- _Request_
Look through the data below. Collect every line where the word "color" occurs.

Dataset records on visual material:
============================================================

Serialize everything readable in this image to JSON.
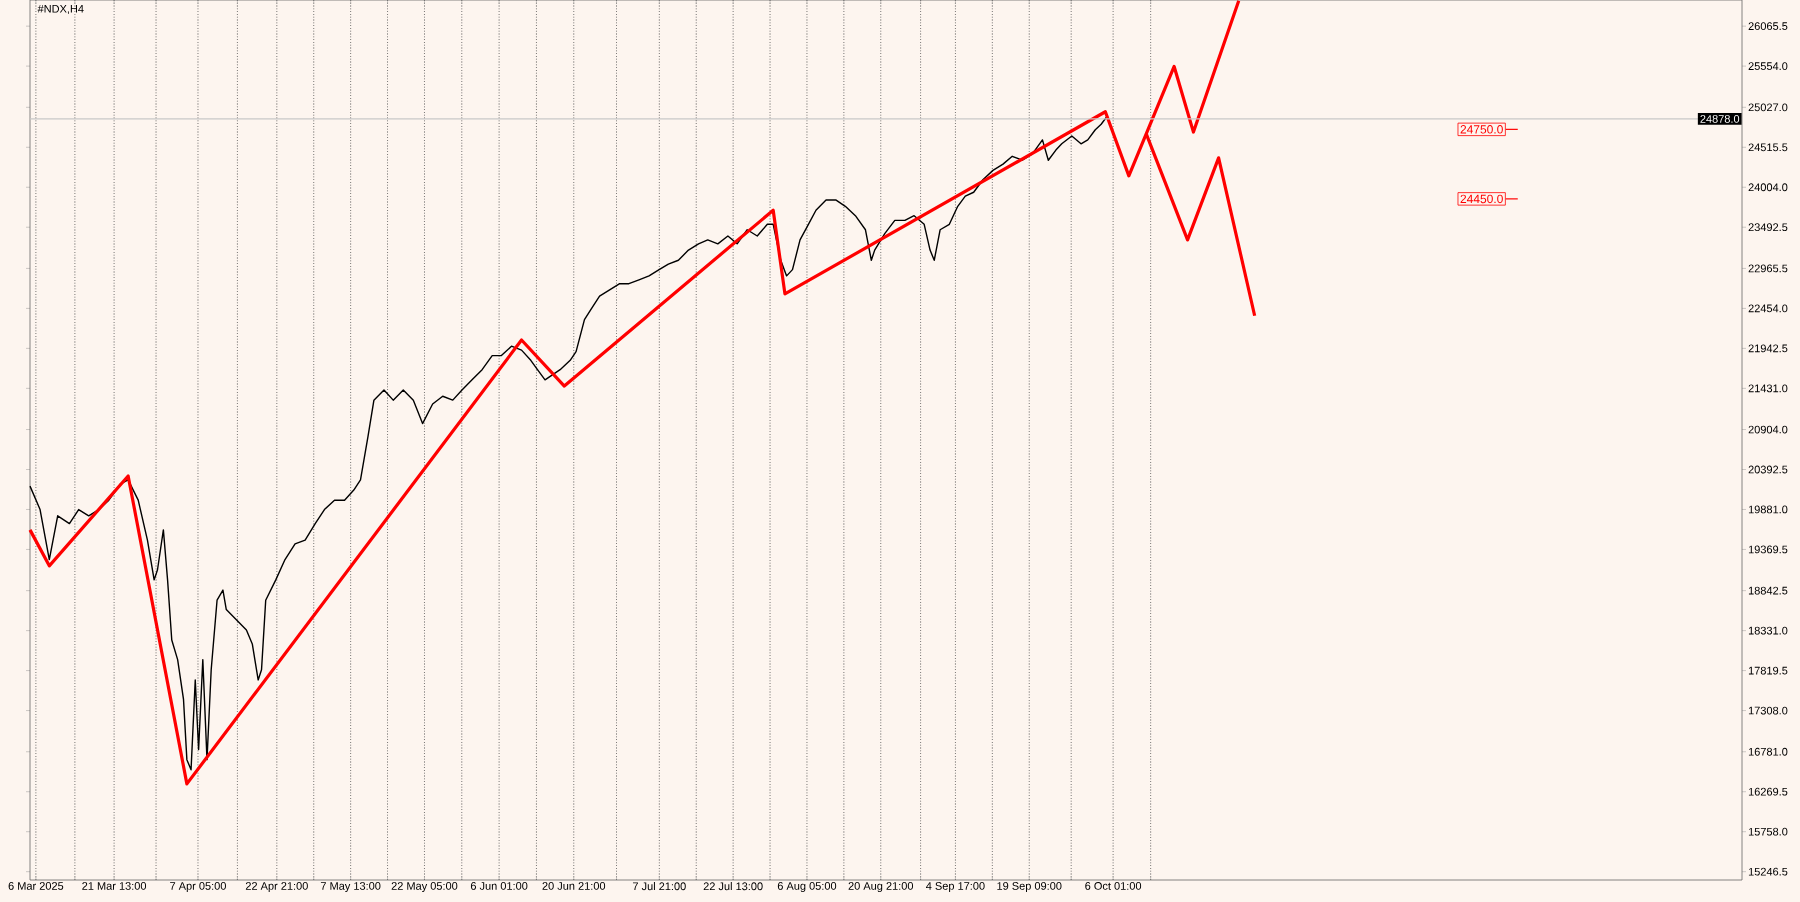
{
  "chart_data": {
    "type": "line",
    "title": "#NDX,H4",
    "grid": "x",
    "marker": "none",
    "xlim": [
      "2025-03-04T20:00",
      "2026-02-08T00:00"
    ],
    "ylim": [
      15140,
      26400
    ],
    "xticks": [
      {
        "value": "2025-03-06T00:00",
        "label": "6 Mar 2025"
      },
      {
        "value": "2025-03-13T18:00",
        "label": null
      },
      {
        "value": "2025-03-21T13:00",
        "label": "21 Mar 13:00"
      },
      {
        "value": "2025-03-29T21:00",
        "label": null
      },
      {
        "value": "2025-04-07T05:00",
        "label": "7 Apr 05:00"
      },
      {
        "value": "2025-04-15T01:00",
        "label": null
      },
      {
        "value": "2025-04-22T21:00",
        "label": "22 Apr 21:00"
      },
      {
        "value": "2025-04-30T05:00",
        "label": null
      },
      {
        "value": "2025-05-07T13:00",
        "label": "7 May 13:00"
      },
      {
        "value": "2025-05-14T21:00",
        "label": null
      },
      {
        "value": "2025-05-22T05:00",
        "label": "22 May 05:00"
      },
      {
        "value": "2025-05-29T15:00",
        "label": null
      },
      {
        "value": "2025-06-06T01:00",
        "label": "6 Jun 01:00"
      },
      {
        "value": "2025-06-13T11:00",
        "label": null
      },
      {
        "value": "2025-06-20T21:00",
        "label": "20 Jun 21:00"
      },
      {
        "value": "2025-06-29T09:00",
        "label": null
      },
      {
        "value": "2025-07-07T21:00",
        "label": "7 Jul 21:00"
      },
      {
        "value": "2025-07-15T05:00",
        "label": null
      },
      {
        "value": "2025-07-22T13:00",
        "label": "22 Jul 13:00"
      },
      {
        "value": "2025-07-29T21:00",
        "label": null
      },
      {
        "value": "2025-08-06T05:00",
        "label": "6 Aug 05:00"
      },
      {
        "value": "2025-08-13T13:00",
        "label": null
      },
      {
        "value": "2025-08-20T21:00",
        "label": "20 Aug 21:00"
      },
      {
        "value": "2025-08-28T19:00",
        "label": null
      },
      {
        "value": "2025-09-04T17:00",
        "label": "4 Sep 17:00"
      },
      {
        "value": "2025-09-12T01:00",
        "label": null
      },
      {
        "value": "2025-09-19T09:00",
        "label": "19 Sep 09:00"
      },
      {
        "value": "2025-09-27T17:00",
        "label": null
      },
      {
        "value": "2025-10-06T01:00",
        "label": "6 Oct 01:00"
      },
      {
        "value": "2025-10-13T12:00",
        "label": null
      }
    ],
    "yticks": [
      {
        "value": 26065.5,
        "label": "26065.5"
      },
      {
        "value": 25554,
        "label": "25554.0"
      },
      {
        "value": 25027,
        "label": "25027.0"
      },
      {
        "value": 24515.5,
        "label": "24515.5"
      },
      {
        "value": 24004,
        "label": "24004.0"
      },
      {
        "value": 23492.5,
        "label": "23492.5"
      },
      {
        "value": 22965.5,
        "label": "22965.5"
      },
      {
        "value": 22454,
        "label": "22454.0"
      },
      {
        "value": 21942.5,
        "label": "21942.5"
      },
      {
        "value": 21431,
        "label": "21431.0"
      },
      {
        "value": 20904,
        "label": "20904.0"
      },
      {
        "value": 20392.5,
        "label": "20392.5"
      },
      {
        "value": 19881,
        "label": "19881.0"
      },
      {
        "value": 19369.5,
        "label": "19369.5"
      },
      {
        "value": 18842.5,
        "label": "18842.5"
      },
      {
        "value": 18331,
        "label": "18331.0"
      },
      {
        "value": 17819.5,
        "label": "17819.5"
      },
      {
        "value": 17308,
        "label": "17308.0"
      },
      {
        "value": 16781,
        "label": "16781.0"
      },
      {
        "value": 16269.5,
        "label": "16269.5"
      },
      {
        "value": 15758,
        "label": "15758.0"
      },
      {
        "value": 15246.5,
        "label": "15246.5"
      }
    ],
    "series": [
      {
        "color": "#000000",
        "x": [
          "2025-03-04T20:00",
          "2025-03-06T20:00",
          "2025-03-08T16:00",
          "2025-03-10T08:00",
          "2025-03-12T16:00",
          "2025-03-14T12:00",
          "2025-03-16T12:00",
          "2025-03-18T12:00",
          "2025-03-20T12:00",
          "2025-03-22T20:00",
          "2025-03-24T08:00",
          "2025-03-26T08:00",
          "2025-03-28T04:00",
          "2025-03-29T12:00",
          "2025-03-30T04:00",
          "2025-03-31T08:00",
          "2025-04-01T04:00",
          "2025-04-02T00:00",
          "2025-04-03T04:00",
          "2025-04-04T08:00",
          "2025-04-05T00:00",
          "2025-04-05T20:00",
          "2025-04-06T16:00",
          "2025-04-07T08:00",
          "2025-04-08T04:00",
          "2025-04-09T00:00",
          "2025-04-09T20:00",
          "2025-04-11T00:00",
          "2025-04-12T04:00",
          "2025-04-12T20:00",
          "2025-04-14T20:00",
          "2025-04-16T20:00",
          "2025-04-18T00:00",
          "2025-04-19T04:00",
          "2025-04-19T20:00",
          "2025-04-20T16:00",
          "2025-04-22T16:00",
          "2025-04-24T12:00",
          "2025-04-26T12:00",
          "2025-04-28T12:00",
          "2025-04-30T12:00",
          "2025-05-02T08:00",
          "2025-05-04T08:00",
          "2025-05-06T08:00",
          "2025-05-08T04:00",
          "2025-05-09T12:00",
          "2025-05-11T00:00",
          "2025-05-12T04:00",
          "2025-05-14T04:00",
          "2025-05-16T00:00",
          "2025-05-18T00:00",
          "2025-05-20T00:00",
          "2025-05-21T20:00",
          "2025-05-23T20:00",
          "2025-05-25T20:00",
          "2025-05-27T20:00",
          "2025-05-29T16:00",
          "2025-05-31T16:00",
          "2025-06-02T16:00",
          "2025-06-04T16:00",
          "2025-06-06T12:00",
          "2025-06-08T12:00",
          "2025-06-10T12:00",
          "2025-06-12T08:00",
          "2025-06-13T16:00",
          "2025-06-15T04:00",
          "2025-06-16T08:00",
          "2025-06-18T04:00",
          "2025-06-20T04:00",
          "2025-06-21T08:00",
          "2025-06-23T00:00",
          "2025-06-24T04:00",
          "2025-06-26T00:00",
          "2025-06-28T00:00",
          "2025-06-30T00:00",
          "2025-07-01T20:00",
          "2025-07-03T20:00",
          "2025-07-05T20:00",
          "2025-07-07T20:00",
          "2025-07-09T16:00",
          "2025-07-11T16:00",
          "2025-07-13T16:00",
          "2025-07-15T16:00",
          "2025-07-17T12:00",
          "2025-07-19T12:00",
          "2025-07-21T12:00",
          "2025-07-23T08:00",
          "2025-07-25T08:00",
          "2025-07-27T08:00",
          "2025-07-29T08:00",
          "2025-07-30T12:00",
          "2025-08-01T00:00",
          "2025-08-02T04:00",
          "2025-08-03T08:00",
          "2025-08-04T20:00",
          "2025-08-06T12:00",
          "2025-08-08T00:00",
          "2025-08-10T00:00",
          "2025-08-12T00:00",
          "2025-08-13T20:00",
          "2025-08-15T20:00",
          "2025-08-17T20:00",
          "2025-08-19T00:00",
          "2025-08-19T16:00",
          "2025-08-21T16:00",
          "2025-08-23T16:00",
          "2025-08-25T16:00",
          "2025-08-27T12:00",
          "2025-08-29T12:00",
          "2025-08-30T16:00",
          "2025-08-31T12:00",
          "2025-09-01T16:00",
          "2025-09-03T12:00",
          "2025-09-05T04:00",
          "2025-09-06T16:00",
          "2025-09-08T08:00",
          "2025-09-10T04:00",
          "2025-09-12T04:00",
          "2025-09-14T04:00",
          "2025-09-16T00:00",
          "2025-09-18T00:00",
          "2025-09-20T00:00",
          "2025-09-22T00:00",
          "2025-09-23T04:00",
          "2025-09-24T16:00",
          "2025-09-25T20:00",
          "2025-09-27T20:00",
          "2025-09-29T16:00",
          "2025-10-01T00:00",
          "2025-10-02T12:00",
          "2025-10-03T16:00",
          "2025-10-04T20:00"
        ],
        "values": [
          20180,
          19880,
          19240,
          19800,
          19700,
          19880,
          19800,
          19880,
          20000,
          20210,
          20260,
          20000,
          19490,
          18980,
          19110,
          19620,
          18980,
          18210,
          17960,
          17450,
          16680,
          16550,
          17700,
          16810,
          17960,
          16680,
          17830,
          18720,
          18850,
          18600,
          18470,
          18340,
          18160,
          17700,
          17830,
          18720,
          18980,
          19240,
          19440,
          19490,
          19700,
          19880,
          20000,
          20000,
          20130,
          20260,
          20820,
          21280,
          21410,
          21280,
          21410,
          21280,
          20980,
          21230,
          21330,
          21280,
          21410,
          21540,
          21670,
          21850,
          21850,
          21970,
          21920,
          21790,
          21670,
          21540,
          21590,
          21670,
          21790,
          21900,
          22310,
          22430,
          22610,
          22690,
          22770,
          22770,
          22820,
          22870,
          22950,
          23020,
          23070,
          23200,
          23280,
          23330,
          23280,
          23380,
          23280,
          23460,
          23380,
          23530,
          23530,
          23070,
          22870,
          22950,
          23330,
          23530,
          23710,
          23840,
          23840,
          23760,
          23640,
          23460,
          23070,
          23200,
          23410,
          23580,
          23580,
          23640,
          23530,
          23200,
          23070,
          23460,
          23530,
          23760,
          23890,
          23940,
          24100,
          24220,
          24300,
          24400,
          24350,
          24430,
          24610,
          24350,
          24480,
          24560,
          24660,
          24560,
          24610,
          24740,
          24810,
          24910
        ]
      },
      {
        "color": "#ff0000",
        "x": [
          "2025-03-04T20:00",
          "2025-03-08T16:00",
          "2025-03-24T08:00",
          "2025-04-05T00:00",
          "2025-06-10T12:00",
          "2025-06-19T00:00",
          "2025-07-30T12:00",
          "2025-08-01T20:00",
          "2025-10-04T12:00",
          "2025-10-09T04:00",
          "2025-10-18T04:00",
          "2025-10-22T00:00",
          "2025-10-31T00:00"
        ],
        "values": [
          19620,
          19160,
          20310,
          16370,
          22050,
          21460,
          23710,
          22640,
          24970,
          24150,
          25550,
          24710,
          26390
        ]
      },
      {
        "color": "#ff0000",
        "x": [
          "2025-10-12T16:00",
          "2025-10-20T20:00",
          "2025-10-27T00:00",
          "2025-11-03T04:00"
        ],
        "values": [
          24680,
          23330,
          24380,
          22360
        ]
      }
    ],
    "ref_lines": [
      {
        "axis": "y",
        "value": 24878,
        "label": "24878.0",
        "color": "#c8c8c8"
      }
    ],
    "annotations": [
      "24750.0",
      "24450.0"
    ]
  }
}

============================================================

- _Result of this exercise_
        "color": "#000000",
        "color": "#ff0000",
        "color": "#ff0000",
        "color": "#c8c8c8"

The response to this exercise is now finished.